* **AIM**
Without including any pictures, write out the listing below exactly.

┌──

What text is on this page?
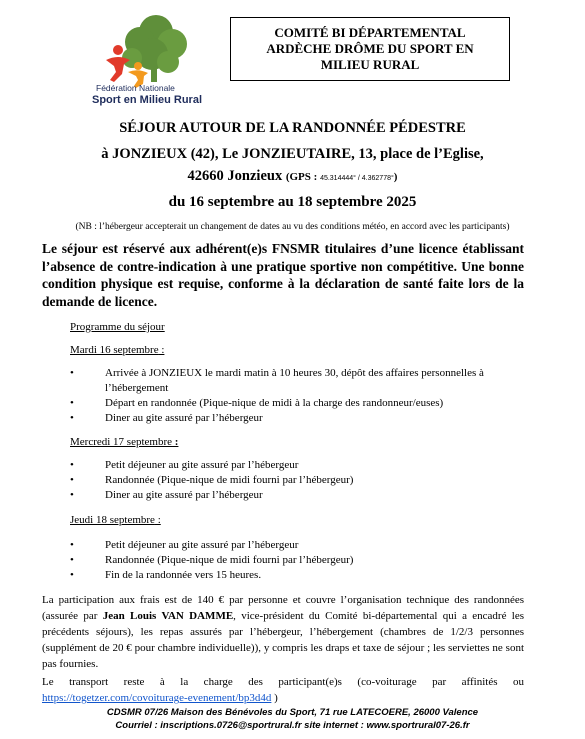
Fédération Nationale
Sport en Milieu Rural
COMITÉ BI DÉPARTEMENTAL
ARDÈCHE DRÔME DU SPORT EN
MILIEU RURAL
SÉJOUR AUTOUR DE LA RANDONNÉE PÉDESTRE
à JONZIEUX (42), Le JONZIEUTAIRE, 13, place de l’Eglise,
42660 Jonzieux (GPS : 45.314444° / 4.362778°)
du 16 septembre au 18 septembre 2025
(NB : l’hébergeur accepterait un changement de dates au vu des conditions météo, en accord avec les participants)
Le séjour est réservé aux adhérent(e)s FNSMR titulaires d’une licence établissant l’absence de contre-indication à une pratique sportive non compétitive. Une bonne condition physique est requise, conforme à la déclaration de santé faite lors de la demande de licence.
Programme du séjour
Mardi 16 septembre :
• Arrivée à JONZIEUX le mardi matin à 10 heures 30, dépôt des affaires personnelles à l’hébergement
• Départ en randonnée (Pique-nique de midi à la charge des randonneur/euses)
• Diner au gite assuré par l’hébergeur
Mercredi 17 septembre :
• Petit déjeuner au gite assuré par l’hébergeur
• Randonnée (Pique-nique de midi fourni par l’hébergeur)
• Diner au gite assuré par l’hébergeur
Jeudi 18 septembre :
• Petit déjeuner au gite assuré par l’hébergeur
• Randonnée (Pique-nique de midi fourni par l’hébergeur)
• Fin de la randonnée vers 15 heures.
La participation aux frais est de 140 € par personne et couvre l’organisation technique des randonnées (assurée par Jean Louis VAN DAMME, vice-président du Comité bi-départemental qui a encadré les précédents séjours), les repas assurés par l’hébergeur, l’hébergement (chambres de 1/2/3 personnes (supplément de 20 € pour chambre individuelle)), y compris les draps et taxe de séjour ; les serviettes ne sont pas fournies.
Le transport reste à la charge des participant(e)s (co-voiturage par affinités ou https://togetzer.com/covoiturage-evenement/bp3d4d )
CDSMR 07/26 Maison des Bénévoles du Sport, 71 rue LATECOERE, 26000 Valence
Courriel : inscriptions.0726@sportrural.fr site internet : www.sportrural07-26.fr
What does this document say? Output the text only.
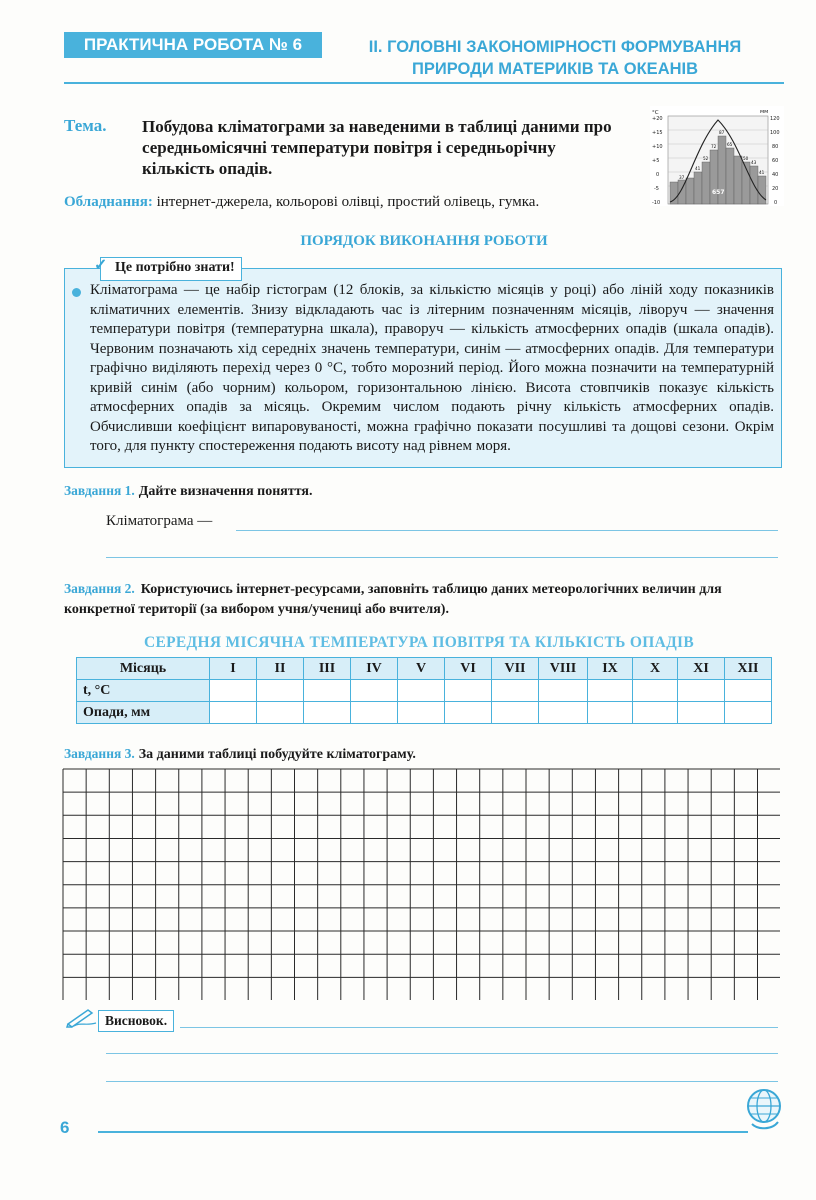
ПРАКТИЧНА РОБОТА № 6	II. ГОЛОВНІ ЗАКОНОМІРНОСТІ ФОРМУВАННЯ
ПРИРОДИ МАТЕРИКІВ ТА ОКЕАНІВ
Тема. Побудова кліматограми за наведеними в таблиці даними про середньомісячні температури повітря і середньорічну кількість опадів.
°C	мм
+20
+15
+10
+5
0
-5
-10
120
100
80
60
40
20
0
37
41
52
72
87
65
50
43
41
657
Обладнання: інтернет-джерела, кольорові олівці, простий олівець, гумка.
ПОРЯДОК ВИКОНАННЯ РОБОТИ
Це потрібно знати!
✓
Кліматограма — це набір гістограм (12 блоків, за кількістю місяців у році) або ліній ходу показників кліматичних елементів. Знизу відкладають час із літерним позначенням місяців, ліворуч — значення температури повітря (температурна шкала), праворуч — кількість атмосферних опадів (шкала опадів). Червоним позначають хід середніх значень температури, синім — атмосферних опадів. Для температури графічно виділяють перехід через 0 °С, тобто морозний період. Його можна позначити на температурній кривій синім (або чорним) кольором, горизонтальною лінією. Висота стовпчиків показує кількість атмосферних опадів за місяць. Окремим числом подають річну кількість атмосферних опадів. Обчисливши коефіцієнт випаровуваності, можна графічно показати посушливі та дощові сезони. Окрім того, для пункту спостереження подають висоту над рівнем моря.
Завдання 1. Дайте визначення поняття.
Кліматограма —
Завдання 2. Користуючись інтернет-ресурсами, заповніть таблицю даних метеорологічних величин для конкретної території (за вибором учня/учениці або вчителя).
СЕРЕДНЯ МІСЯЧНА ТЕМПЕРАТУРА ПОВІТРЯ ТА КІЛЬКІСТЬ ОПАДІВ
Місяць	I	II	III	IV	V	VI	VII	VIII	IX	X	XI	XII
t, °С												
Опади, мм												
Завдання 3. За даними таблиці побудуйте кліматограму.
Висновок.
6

└──

* **TASK SOLUTION**
What text is on this page?
Fédération Nationale
Sport en Milieu Rural
COMITÉ BI DÉPARTEMENTAL
ARDÈCHE DRÔME DU SPORT EN
MILIEU RURAL
SÉJOUR AUTOUR DE LA RANDONNÉE PÉDESTRE
à JONZIEUX (42), Le JONZIEUTAIRE, 13, place de l’Eglise,
42660 Jonzieux (GPS : 45.314444° / 4.362778°)
du 16 septembre au 18 septembre 2025
(NB : l’hébergeur accepterait un changement de dates au vu des conditions météo, en accord avec les participants)
Le séjour est réservé aux adhérent(e)s FNSMR titulaires d’une licence établissant l’absence de contre-indication à une pratique sportive non compétitive. Une bonne condition physique est requise, conforme à la déclaration de santé faite lors de la demande de licence.
Programme du séjour
Mardi 16 septembre :
• Arrivée à JONZIEUX le mardi matin à 10 heures 30, dépôt des affaires personnelles à l’hébergement
• Départ en randonnée (Pique-nique de midi à la charge des randonneur/euses)
• Diner au gite assuré par l’hébergeur
Mercredi 17 septembre :
• Petit déjeuner au gite assuré par l’hébergeur
• Randonnée (Pique-nique de midi fourni par l’hébergeur)
• Diner au gite assuré par l’hébergeur
Jeudi 18 septembre :
• Petit déjeuner au gite assuré par l’hébergeur
• Randonnée (Pique-nique de midi fourni par l’hébergeur)
• Fin de la randonnée vers 15 heures.
La participation aux frais est de 140 € par personne et couvre l’organisation technique des randonnées (assurée par Jean Louis VAN DAMME, vice-président du Comité bi-départemental qui a encadré les précédents séjours), les repas assurés par l’hébergeur, l’hébergement (chambres de 1/2/3 personnes (supplément de 20 € pour chambre individuelle)), y compris les draps et taxe de séjour ; les serviettes ne sont pas fournies.
Le transport reste à la charge des participant(e)s (co-voiturage par affinités ou https://togetzer.com/covoiturage-evenement/bp3d4d )
CDSMR 07/26 Maison des Bénévoles du Sport, 71 rue LATECOERE, 26000 Valence
Courriel : inscriptions.0726@sportrural.fr site internet : www.sportrural07-26.fr
What does this document say? Output the text only.
ПРАКТИЧНА РОБОТА № 6	II. ГОЛОВНІ ЗАКОНОМІРНОСТІ ФОРМУВАННЯ
ПРИРОДИ МАТЕРИКІВ ТА ОКЕАНІВ
Тема. Побудова кліматограми за наведеними в таблиці даними про середньомісячні температури повітря і середньорічну кількість опадів.
°C	мм
+20
+15
+10
+5
0
-5
-10
120
100
80
60
40
20
0
37
41
52
72
87
65
50
43
41
657
Обладнання: інтернет-джерела, кольорові олівці, простий олівець, гумка.
ПОРЯДОК ВИКОНАННЯ РОБОТИ
Це потрібно знати!
✓
Кліматограма — це набір гістограм (12 блоків, за кількістю місяців у році) або ліній ходу показників кліматичних елементів. Знизу відкладають час із літерним позначенням місяців, ліворуч — значення температури повітря (температурна шкала), праворуч — кількість атмосферних опадів (шкала опадів). Червоним позначають хід середніх значень температури, синім — атмосферних опадів. Для температури графічно виділяють перехід через 0 °С, тобто морозний період. Його можна позначити на температурній кривій синім (або чорним) кольором, горизонтальною лінією. Висота стовпчиків показує кількість атмосферних опадів за місяць. Окремим числом подають річну кількість атмосферних опадів. Обчисливши коефіцієнт випаровуваності, можна графічно показати посушливі та дощові сезони. Окрім того, для пункту спостереження подають висоту над рівнем моря.
Завдання 1. Дайте визначення поняття.
Кліматограма —
Завдання 2. Користуючись інтернет-ресурсами, заповніть таблицю даних метеорологічних величин для конкретної території (за вибором учня/учениці або вчителя).
СЕРЕДНЯ МІСЯЧНА ТЕМПЕРАТУРА ПОВІТРЯ ТА КІЛЬКІСТЬ ОПАДІВ
Місяць	I	II	III	IV	V	VI	VII	VIII	IX	X	XI	XII
t, °С												
Опади, мм												
Завдання 3. За даними таблиці побудуйте кліматограму.
Висновок.
6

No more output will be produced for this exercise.